The problem:
Repeat the data that follows, word for word, without the images.

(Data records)
########
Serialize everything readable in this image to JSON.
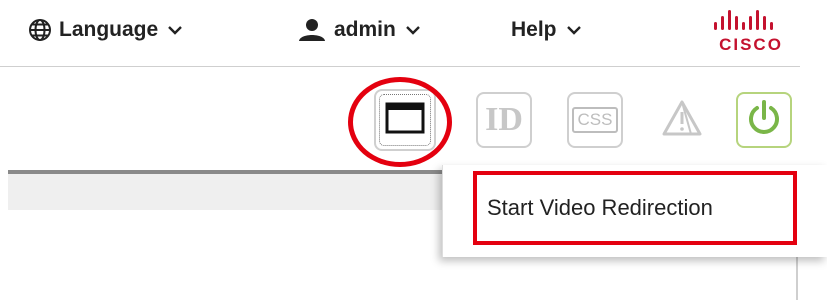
{
  "header": {
    "language_label": "Language",
    "user_label": "admin",
    "help_label": "Help",
    "logo_text": "CISCO",
    "logo_color": "#c4122f"
  },
  "toolbar": {
    "buttons": [
      {
        "name": "video-redirection-button",
        "icon": "window-icon"
      },
      {
        "name": "id-button",
        "icon": "id-icon",
        "text": "ID"
      },
      {
        "name": "css-button",
        "icon": "css-icon",
        "text": "CSS"
      },
      {
        "name": "warning-button",
        "icon": "warning-icon"
      },
      {
        "name": "power-button",
        "icon": "power-icon",
        "accent": "#7ab648"
      }
    ]
  },
  "dropdown": {
    "items": [
      {
        "label": "Start Video Redirection"
      }
    ]
  },
  "highlight_color": "#e4000f"
}
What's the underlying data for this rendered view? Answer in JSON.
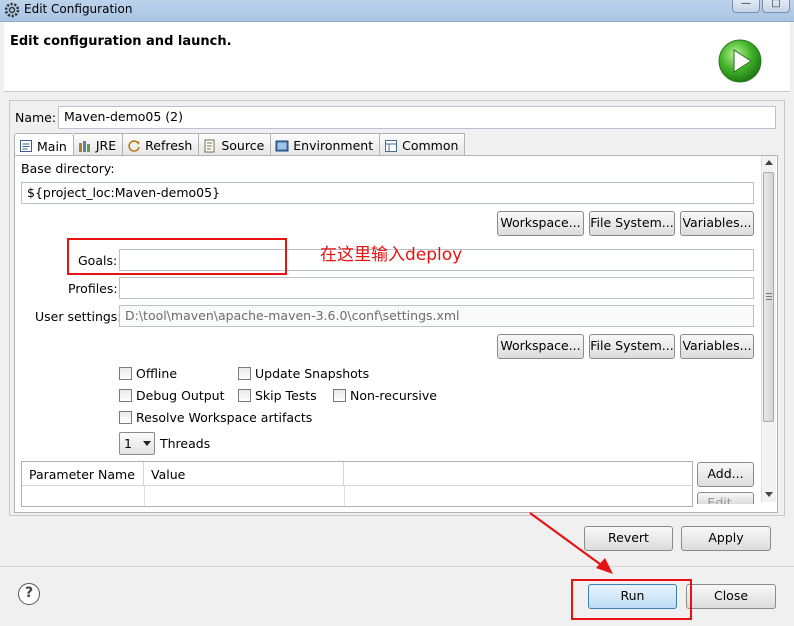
{
  "window": {
    "title": "Edit Configuration",
    "minimize": "—",
    "maximize": "□"
  },
  "banner": {
    "title": "Edit configuration and launch."
  },
  "name": {
    "label": "Name:",
    "value": "Maven-demo05 (2)"
  },
  "tabs": [
    {
      "label": "Main"
    },
    {
      "label": "JRE"
    },
    {
      "label": "Refresh"
    },
    {
      "label": "Source"
    },
    {
      "label": "Environment"
    },
    {
      "label": "Common"
    }
  ],
  "main": {
    "base_directory_label": "Base directory:",
    "base_directory_value": "${project_loc:Maven-demo05}",
    "workspace_label": "Workspace...",
    "filesystem_label": "File System...",
    "variables_label": "Variables...",
    "goals_label": "Goals:",
    "goals_value": "",
    "profiles_label": "Profiles:",
    "profiles_value": "",
    "user_settings_label": "User settings:",
    "user_settings_value": "D:\\tool\\maven\\apache-maven-3.6.0\\conf\\settings.xml",
    "options": {
      "offline": "Offline",
      "update_snapshots": "Update Snapshots",
      "debug_output": "Debug Output",
      "skip_tests": "Skip Tests",
      "non_recursive": "Non-recursive",
      "resolve_workspace": "Resolve Workspace artifacts"
    },
    "threads_value": "1",
    "threads_label": "Threads",
    "params_table": {
      "columns": [
        "Parameter Name",
        "Value"
      ]
    },
    "add_label": "Add...",
    "edit_label": "Edit..."
  },
  "annotation": {
    "text": "在这里输入deploy"
  },
  "footer": {
    "revert_label": "Revert",
    "apply_label": "Apply",
    "run_label": "Run",
    "close_label": "Close",
    "help_label": "?"
  }
}
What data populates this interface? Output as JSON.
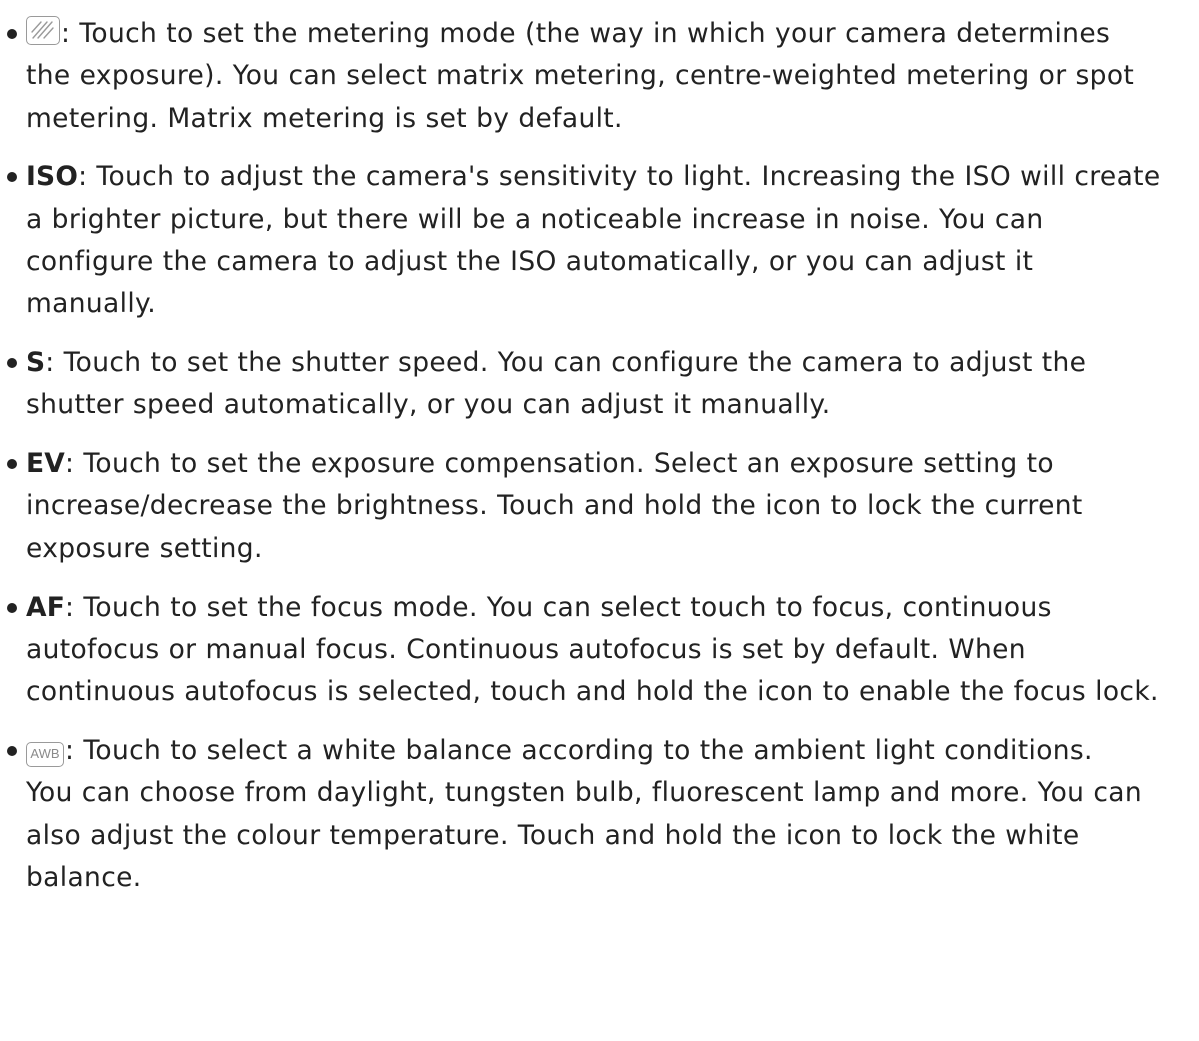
{
  "items": [
    {
      "icon": "metering-icon",
      "lines": [
        ": Touch to set the metering mode (the way in which your camera determines",
        "the exposure). You can select matrix metering, centre-weighted metering or spot",
        "metering. Matrix metering is set by default."
      ]
    },
    {
      "term": "ISO",
      "lines": [
        ": Touch to adjust the camera's sensitivity to light. Increasing the ISO will create",
        "a brighter picture, but there will be a noticeable increase in noise. You can",
        "configure the camera to adjust the ISO automatically, or you can adjust it",
        "manually."
      ]
    },
    {
      "term": "S",
      "lines": [
        ": Touch to set the shutter speed. You can configure the camera to adjust the",
        "shutter speed automatically, or you can adjust it manually."
      ]
    },
    {
      "term": "EV",
      "lines": [
        ": Touch to set the exposure compensation. Select an exposure setting to",
        "increase/decrease the brightness. Touch and hold the icon to lock the current",
        "exposure setting."
      ]
    },
    {
      "term": "AF",
      "lines": [
        ": Touch to set the focus mode. You can select touch to focus, continuous",
        "autofocus or manual focus. Continuous autofocus is set by default. When",
        "continuous autofocus is selected, touch and hold the icon to enable the focus lock."
      ]
    },
    {
      "icon": "awb-icon",
      "icon_text": "AWB",
      "lines": [
        ": Touch to select a white balance according to the ambient light conditions.",
        "You can choose from daylight, tungsten bulb, fluorescent lamp and more. You can",
        "also adjust the colour temperature. Touch and hold the icon to lock the white",
        "balance."
      ]
    }
  ]
}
########
Written answer:
Serialize everything readable in this image to JSON.
{
  "header": {
    "language_label": "Language",
    "user_label": "admin",
    "help_label": "Help",
    "logo_text": "CISCO",
    "logo_color": "#c4122f"
  },
  "toolbar": {
    "buttons": [
      {
        "name": "video-redirection-button",
        "icon": "window-icon"
      },
      {
        "name": "id-button",
        "icon": "id-icon",
        "text": "ID"
      },
      {
        "name": "css-button",
        "icon": "css-icon",
        "text": "CSS"
      },
      {
        "name": "warning-button",
        "icon": "warning-icon"
      },
      {
        "name": "power-button",
        "icon": "power-icon",
        "accent": "#7ab648"
      }
    ]
  },
  "dropdown": {
    "items": [
      {
        "label": "Start Video Redirection"
      }
    ]
  },
  "highlight_color": "#e4000f"
}
What's the underlying data for this rendered view? Answer in JSON.
{
  "window": {
    "title": "Edit Configuration",
    "minimize": "—",
    "maximize": "□"
  },
  "banner": {
    "title": "Edit configuration and launch."
  },
  "name": {
    "label": "Name:",
    "value": "Maven-demo05 (2)"
  },
  "tabs": [
    {
      "label": "Main"
    },
    {
      "label": "JRE"
    },
    {
      "label": "Refresh"
    },
    {
      "label": "Source"
    },
    {
      "label": "Environment"
    },
    {
      "label": "Common"
    }
  ],
  "main": {
    "base_directory_label": "Base directory:",
    "base_directory_value": "${project_loc:Maven-demo05}",
    "workspace_label": "Workspace...",
    "filesystem_label": "File System...",
    "variables_label": "Variables...",
    "goals_label": "Goals:",
    "goals_value": "",
    "profiles_label": "Profiles:",
    "profiles_value": "",
    "user_settings_label": "User settings:",
    "user_settings_value": "D:\\tool\\maven\\apache-maven-3.6.0\\conf\\settings.xml",
    "options": {
      "offline": "Offline",
      "update_snapshots": "Update Snapshots",
      "debug_output": "Debug Output",
      "skip_tests": "Skip Tests",
      "non_recursive": "Non-recursive",
      "resolve_workspace": "Resolve Workspace artifacts"
    },
    "threads_value": "1",
    "threads_label": "Threads",
    "params_table": {
      "columns": [
        "Parameter Name",
        "Value"
      ]
    },
    "add_label": "Add...",
    "edit_label": "Edit..."
  },
  "annotation": {
    "text": "在这里输入deploy"
  },
  "footer": {
    "revert_label": "Revert",
    "apply_label": "Apply",
    "run_label": "Run",
    "close_label": "Close",
    "help_label": "?"
  }
}
What data populates this interface? Output as JSON.
{
  "items": [
    {
      "icon": "metering-icon",
      "lines": [
        ": Touch to set the metering mode (the way in which your camera determines",
        "the exposure). You can select matrix metering, centre-weighted metering or spot",
        "metering. Matrix metering is set by default."
      ]
    },
    {
      "term": "ISO",
      "lines": [
        ": Touch to adjust the camera's sensitivity to light. Increasing the ISO will create",
        "a brighter picture, but there will be a noticeable increase in noise. You can",
        "configure the camera to adjust the ISO automatically, or you can adjust it",
        "manually."
      ]
    },
    {
      "term": "S",
      "lines": [
        ": Touch to set the shutter speed. You can configure the camera to adjust the",
        "shutter speed automatically, or you can adjust it manually."
      ]
    },
    {
      "term": "EV",
      "lines": [
        ": Touch to set the exposure compensation. Select an exposure setting to",
        "increase/decrease the brightness. Touch and hold the icon to lock the current",
        "exposure setting."
      ]
    },
    {
      "term": "AF",
      "lines": [
        ": Touch to set the focus mode. You can select touch to focus, continuous",
        "autofocus or manual focus. Continuous autofocus is set by default. When",
        "continuous autofocus is selected, touch and hold the icon to enable the focus lock."
      ]
    },
    {
      "icon": "awb-icon",
      "icon_text": "AWB",
      "lines": [
        ": Touch to select a white balance according to the ambient light conditions.",
        "You can choose from daylight, tungsten bulb, fluorescent lamp and more. You can",
        "also adjust the colour temperature. Touch and hold the icon to lock the white",
        "balance."
      ]
    }
  ]
}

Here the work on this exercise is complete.